++++ INPUT DATA
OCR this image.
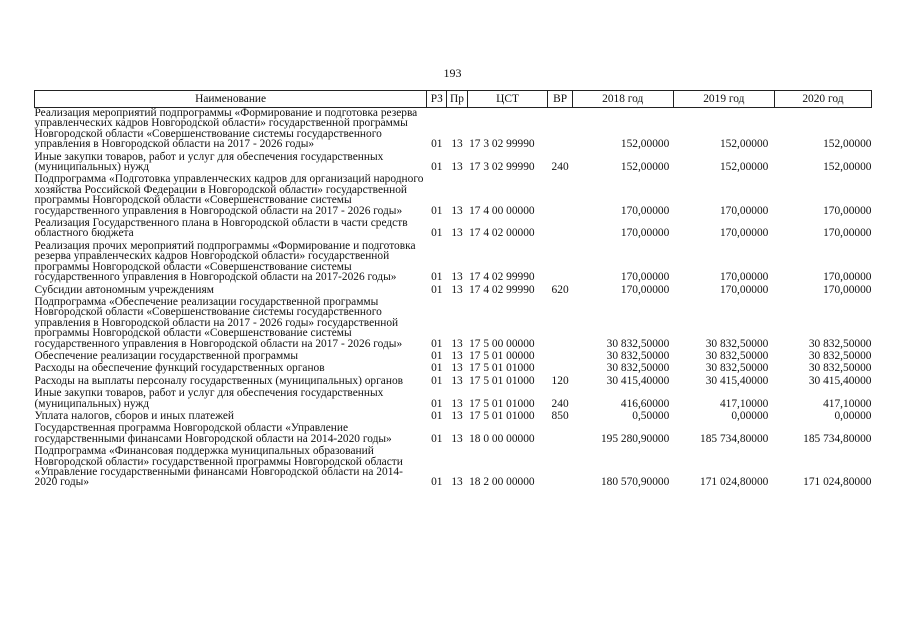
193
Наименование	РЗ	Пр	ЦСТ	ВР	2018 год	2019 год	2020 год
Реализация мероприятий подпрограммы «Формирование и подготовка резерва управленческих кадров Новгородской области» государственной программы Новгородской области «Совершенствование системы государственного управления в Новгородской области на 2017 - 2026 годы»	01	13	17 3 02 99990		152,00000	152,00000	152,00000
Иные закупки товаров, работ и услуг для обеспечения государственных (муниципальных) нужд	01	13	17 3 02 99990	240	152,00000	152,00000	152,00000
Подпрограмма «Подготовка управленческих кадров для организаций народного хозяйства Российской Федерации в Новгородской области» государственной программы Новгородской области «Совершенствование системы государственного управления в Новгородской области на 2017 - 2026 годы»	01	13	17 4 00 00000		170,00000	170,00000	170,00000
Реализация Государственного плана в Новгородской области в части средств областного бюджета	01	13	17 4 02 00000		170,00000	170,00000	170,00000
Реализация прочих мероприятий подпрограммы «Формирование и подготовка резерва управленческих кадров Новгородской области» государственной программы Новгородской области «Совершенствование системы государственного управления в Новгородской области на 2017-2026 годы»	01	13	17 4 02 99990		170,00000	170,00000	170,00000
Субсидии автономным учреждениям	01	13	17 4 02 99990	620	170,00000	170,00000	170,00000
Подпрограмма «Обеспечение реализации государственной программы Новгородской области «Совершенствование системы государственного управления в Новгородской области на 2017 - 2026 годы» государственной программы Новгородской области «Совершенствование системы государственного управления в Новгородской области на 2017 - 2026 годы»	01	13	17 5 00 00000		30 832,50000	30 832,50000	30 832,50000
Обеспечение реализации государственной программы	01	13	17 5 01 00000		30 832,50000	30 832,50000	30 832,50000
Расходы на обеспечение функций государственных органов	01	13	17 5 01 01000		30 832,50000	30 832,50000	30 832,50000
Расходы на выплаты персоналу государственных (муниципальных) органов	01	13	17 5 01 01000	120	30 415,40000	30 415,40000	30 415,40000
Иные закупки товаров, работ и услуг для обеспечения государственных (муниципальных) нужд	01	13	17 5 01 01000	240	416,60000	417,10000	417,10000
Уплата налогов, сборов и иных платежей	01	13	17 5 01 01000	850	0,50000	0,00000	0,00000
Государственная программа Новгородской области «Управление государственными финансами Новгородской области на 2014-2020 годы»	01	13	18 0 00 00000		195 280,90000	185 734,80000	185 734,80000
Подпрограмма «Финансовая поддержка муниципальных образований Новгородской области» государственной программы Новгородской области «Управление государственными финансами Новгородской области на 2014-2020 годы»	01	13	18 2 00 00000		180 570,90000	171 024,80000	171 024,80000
++++++++
WHAT IS BEING ASKED:
Quote the listing above in full, except for the pictures.

ANSWER IN FULL:
OCR this image.
193
Наименование	РЗ	Пр	ЦСТ	ВР	2018 год	2019 год	2020 год
Реализация мероприятий подпрограммы «Формирование и подготовка резерва управленческих кадров Новгородской области» государственной программы Новгородской области «Совершенствование системы государственного управления в Новгородской области на 2017 - 2026 годы»	01	13	17 3 02 99990		152,00000	152,00000	152,00000
Иные закупки товаров, работ и услуг для обеспечения государственных (муниципальных) нужд	01	13	17 3 02 99990	240	152,00000	152,00000	152,00000
Подпрограмма «Подготовка управленческих кадров для организаций народного хозяйства Российской Федерации в Новгородской области» государственной программы Новгородской области «Совершенствование системы государственного управления в Новгородской области на 2017 - 2026 годы»	01	13	17 4 00 00000		170,00000	170,00000	170,00000
Реализация Государственного плана в Новгородской области в части средств областного бюджета	01	13	17 4 02 00000		170,00000	170,00000	170,00000
Реализация прочих мероприятий подпрограммы «Формирование и подготовка резерва управленческих кадров Новгородской области» государственной программы Новгородской области «Совершенствование системы государственного управления в Новгородской области на 2017-2026 годы»	01	13	17 4 02 99990		170,00000	170,00000	170,00000
Субсидии автономным учреждениям	01	13	17 4 02 99990	620	170,00000	170,00000	170,00000
Подпрограмма «Обеспечение реализации государственной программы Новгородской области «Совершенствование системы государственного управления в Новгородской области на 2017 - 2026 годы» государственной программы Новгородской области «Совершенствование системы государственного управления в Новгородской области на 2017 - 2026 годы»	01	13	17 5 00 00000		30 832,50000	30 832,50000	30 832,50000
Обеспечение реализации государственной программы	01	13	17 5 01 00000		30 832,50000	30 832,50000	30 832,50000
Расходы на обеспечение функций государственных органов	01	13	17 5 01 01000		30 832,50000	30 832,50000	30 832,50000
Расходы на выплаты персоналу государственных (муниципальных) органов	01	13	17 5 01 01000	120	30 415,40000	30 415,40000	30 415,40000
Иные закупки товаров, работ и услуг для обеспечения государственных (муниципальных) нужд	01	13	17 5 01 01000	240	416,60000	417,10000	417,10000
Уплата налогов, сборов и иных платежей	01	13	17 5 01 01000	850	0,50000	0,00000	0,00000
Государственная программа Новгородской области «Управление государственными финансами Новгородской области на 2014-2020 годы»	01	13	18 0 00 00000		195 280,90000	185 734,80000	185 734,80000
Подпрограмма «Финансовая поддержка муниципальных образований Новгородской области» государственной программы Новгородской области «Управление государственными финансами Новгородской области на 2014-2020 годы»	01	13	18 2 00 00000		180 570,90000	171 024,80000	171 024,80000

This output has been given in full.